(What is expected)
List every line in this data where the string "principles" occurs.

* START Material for this task *

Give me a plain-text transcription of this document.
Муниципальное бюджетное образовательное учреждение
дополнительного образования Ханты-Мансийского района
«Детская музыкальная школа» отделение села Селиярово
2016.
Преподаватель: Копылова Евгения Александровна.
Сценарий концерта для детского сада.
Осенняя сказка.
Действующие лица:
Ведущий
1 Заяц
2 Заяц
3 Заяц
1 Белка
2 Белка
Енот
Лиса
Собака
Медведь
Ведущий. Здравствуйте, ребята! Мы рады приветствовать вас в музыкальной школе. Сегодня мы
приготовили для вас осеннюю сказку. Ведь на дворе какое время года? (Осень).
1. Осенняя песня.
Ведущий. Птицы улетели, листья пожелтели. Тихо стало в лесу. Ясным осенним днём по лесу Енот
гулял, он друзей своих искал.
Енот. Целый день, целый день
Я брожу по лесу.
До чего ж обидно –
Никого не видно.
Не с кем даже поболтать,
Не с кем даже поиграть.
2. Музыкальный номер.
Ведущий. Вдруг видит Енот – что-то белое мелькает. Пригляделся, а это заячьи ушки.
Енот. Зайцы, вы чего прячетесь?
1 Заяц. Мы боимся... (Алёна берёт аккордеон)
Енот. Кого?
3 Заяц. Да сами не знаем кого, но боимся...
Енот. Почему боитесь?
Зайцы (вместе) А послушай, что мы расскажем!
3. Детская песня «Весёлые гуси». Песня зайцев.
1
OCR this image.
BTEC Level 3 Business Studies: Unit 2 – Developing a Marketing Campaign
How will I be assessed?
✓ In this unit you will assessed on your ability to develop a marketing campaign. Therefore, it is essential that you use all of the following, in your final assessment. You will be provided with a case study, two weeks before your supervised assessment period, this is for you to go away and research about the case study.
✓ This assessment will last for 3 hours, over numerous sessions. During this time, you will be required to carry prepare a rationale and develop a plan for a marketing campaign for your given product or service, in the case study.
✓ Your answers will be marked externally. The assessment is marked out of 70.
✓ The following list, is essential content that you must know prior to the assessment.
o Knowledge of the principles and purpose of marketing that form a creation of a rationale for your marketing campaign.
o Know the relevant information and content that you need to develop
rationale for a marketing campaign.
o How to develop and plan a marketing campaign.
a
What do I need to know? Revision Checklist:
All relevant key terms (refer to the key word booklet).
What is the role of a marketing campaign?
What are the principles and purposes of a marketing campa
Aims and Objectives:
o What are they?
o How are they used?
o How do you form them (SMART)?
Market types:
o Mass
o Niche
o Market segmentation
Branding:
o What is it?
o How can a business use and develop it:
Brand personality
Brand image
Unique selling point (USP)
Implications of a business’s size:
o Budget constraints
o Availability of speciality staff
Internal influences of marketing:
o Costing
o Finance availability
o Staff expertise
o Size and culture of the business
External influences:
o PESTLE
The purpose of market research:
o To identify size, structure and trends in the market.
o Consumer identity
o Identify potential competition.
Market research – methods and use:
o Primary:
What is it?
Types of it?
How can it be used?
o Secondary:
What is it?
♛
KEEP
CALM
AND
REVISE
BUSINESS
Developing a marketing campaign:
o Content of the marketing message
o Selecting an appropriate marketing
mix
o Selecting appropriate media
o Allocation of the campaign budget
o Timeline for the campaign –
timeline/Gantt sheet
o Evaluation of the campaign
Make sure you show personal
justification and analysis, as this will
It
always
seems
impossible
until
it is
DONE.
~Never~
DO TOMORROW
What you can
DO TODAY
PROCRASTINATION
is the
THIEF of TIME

* END Material for this task *

(Task result)
o Knowledge of the principles and purpose of marketing that form a creation of a rationale for your marketing campaign.
What are the principles and purposes of a marketing campa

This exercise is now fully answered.